-- SHORT PROBLEM --
From the listing below, select every line where the word "each" appears.

-- RECORDS FOR THIS EXERCISE --
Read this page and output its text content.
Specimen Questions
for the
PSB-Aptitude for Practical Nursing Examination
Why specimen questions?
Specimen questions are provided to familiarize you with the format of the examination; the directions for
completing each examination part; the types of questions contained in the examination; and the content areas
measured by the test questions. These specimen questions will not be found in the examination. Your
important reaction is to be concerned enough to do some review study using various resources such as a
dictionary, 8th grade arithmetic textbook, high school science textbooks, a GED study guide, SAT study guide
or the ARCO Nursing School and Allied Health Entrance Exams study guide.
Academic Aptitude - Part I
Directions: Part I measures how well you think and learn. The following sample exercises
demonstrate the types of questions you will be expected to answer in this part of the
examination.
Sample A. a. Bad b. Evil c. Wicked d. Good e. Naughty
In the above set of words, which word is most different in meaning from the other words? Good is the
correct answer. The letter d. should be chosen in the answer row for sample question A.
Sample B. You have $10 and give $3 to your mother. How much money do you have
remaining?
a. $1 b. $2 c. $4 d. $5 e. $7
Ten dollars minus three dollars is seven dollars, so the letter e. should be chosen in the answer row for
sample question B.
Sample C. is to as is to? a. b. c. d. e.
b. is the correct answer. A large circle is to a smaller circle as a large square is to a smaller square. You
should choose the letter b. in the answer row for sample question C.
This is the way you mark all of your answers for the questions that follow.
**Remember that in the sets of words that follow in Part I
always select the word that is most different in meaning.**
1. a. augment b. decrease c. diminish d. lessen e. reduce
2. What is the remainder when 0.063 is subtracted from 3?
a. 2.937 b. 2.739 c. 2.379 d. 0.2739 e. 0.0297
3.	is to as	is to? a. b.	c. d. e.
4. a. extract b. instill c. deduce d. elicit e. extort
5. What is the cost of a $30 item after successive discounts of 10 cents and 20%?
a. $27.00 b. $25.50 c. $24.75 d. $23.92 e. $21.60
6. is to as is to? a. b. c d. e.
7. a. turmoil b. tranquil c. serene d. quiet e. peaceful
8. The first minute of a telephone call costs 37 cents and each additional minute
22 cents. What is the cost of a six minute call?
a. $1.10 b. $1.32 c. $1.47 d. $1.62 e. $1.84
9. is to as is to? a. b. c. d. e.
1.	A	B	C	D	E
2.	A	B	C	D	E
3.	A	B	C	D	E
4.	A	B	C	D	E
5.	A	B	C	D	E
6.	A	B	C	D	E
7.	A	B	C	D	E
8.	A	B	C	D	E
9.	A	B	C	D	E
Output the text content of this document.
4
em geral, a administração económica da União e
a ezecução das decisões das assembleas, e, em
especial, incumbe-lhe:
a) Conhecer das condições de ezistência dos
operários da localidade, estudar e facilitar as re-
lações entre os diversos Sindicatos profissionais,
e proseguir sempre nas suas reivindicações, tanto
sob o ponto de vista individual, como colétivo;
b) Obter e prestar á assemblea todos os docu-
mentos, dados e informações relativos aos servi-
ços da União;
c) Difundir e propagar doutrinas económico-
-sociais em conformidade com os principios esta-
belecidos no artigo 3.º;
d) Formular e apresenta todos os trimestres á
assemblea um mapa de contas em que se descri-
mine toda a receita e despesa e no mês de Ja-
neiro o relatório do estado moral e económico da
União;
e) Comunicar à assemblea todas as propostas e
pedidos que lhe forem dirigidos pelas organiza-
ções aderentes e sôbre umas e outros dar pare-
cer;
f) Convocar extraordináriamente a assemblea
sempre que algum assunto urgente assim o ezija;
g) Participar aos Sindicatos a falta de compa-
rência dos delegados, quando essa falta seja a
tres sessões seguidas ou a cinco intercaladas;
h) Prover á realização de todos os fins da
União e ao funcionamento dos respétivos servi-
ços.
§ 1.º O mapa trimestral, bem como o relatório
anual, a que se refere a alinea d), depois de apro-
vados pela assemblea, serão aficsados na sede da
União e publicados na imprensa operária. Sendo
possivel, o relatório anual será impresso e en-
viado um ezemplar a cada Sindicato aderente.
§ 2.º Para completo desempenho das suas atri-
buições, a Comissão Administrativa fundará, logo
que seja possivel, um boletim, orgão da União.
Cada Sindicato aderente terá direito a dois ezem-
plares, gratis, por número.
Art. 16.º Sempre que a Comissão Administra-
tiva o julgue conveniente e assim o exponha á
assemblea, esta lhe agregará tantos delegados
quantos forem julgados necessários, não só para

-- FINAL RESULT --
completing each examination part; the types of questions contained in the examination; and the content areas
8. The first minute of a telephone call costs 37 cents and each additional minute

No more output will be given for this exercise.